Short task: Each line that holds the word "Sabadell" should be returned.

* START Exercise materials *

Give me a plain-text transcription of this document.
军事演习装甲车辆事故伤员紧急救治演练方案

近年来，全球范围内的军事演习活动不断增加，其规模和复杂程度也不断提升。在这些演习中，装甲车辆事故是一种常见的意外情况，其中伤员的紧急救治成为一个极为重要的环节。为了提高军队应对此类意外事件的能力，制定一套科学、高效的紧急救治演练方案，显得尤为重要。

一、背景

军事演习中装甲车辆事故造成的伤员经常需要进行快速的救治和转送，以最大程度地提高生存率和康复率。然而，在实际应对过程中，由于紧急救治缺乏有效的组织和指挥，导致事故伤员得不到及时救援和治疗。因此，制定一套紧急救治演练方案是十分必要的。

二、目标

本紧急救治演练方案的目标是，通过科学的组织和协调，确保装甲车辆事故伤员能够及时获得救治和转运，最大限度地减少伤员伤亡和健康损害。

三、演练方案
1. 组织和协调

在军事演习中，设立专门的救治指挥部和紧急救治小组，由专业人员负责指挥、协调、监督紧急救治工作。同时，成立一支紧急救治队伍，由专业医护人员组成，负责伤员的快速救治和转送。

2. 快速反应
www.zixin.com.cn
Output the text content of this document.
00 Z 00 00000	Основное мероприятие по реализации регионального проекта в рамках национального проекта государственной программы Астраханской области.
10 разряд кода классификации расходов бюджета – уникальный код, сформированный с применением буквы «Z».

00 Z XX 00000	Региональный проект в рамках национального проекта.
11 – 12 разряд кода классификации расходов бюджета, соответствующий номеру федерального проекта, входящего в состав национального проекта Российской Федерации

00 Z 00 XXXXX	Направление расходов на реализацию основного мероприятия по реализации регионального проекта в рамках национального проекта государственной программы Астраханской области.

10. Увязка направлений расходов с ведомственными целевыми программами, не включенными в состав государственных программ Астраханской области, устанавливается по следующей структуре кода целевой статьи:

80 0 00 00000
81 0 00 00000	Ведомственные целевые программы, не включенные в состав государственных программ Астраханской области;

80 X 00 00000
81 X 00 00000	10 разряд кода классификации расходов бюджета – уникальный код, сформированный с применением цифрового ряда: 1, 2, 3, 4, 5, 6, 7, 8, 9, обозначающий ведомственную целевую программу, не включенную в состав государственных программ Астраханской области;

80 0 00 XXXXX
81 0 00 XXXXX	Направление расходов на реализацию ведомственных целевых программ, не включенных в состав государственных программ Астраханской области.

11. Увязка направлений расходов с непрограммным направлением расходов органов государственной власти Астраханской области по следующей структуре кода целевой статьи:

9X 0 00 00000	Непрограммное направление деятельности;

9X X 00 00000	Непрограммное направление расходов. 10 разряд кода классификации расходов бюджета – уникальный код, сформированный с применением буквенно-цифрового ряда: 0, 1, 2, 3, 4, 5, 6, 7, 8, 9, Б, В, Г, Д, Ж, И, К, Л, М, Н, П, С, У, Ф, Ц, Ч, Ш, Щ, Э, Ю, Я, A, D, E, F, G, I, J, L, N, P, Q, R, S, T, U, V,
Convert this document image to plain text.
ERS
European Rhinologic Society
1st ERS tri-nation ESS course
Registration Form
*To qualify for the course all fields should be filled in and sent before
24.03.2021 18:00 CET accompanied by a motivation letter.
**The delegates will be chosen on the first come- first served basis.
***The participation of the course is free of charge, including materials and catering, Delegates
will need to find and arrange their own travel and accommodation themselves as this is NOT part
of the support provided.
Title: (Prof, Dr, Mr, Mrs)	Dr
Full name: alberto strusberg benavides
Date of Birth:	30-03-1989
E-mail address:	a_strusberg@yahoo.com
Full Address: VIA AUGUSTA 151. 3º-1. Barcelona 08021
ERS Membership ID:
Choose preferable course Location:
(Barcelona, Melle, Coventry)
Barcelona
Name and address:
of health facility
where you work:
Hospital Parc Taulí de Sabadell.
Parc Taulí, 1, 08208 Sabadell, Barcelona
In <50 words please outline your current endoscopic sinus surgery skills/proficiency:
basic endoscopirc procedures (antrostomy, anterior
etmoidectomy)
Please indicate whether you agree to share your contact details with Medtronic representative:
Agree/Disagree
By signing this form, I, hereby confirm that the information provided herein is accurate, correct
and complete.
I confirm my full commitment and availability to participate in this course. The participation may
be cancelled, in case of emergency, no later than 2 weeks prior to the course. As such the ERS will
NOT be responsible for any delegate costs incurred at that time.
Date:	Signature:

* END Exercise materials *
* START Exercise materials *

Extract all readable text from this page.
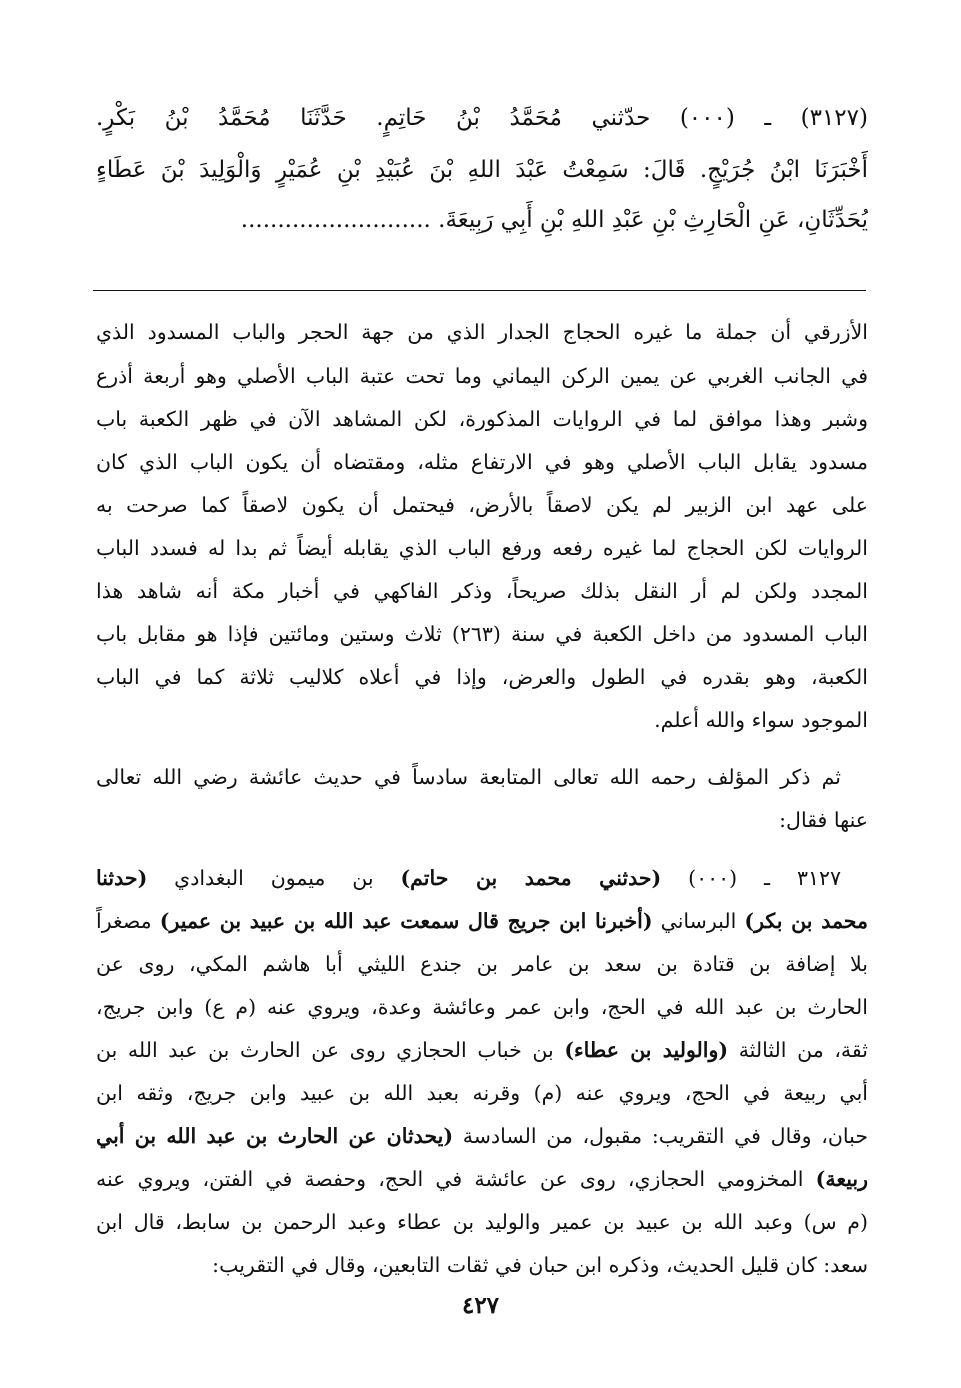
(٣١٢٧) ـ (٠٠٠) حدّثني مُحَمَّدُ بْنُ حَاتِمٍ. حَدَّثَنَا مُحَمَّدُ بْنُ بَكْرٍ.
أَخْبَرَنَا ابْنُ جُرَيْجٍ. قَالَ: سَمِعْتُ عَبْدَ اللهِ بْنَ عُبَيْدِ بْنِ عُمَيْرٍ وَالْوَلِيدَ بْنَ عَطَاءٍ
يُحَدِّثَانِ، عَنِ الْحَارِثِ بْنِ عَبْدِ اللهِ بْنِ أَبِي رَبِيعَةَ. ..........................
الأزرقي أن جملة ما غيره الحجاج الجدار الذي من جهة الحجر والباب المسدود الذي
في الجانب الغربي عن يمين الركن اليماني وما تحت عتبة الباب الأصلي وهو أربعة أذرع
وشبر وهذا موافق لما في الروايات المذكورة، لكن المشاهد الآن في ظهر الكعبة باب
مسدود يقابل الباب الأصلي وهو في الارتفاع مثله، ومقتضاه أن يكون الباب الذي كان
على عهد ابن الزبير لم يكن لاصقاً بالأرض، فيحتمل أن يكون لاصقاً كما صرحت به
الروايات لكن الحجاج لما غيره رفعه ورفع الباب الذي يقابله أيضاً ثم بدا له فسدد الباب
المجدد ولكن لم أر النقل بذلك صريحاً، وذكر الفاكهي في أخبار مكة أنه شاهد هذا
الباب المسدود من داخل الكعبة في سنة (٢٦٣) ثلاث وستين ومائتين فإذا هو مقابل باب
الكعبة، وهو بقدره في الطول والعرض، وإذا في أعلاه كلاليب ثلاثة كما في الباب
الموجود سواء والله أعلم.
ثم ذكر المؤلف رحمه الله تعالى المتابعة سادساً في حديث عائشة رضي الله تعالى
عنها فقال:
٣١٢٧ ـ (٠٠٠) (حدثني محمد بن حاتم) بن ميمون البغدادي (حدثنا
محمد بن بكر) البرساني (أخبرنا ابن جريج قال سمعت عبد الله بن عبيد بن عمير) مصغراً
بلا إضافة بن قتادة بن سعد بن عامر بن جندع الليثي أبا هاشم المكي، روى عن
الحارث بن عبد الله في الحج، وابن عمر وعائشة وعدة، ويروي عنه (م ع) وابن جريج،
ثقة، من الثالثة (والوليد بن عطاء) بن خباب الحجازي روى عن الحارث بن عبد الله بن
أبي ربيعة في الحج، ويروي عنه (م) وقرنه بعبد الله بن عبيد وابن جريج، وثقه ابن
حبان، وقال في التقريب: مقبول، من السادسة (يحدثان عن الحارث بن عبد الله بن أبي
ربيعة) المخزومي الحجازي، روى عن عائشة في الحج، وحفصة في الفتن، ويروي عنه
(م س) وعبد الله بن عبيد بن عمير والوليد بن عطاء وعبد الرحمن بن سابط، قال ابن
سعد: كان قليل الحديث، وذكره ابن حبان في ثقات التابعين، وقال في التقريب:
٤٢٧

* END Exercise materials *
* START Exercise materials *

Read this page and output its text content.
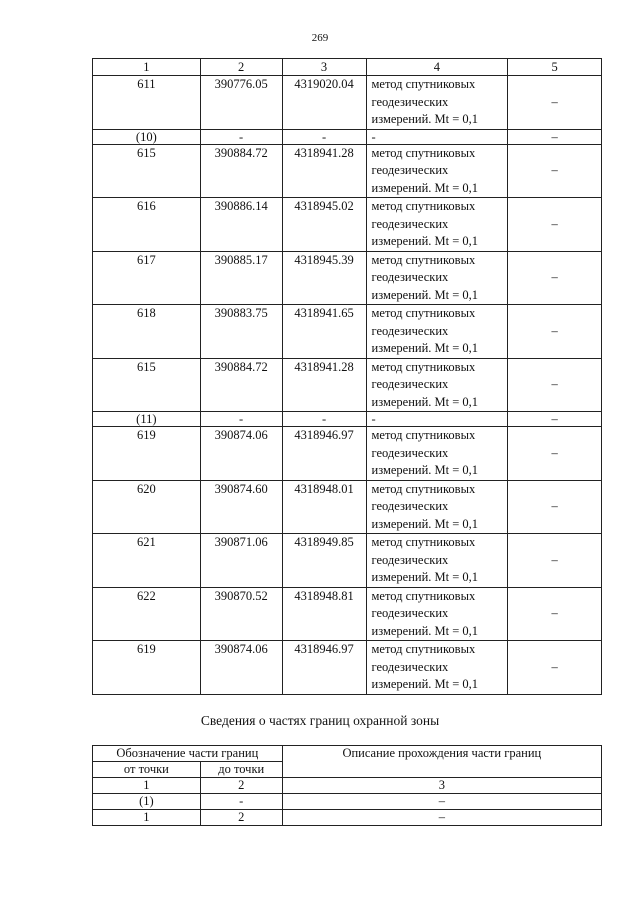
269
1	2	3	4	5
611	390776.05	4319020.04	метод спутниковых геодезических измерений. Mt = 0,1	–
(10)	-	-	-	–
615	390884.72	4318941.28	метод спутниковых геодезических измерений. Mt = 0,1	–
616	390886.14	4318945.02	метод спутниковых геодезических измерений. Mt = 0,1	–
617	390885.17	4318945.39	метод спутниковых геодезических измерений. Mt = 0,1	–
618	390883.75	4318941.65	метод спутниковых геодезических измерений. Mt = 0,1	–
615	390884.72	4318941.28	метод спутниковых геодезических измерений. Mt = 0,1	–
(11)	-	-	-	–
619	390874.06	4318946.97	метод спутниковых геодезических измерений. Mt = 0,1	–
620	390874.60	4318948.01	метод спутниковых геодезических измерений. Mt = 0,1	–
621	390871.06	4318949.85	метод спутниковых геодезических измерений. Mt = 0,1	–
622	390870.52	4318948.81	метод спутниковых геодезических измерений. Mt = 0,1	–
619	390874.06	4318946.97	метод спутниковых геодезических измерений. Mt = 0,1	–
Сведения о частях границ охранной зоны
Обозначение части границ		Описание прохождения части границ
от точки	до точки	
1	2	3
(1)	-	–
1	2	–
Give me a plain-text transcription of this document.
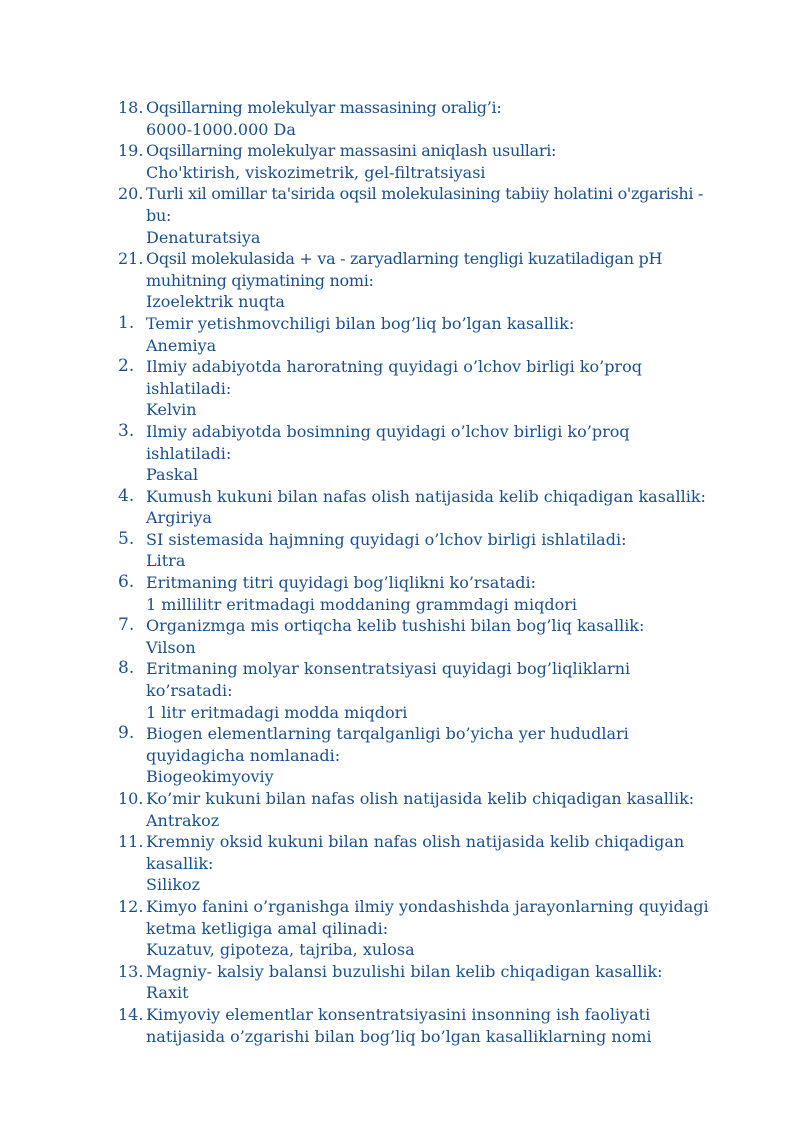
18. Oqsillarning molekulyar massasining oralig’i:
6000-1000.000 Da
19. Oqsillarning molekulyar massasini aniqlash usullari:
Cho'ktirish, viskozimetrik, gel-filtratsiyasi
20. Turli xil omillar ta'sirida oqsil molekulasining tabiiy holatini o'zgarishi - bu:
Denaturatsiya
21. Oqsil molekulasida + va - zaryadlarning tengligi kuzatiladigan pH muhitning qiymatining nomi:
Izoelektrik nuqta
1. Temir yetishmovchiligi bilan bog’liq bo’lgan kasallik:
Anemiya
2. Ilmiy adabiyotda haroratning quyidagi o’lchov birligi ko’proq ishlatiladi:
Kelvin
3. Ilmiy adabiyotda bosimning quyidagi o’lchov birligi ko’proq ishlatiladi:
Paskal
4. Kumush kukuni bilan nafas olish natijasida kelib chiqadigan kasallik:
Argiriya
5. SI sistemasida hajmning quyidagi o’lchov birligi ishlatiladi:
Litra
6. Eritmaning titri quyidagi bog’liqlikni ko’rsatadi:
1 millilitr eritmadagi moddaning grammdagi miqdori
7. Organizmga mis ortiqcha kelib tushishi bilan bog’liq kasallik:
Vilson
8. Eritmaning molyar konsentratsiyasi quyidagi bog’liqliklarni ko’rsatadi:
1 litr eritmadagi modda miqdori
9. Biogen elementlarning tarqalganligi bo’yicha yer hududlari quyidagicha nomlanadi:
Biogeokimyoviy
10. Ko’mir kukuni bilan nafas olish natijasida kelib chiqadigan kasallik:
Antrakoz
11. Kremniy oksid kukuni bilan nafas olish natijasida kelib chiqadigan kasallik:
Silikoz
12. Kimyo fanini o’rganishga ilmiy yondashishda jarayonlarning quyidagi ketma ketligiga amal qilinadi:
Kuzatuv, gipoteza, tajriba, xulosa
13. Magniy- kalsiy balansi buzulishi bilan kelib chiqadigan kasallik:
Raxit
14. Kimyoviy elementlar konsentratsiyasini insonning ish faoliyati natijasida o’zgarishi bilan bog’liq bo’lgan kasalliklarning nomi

* END Exercise materials *

Exercise result:
Hospital Parc Taulí de Sabadell.
Parc Taulí, 1, 08208 Sabadell, Barcelona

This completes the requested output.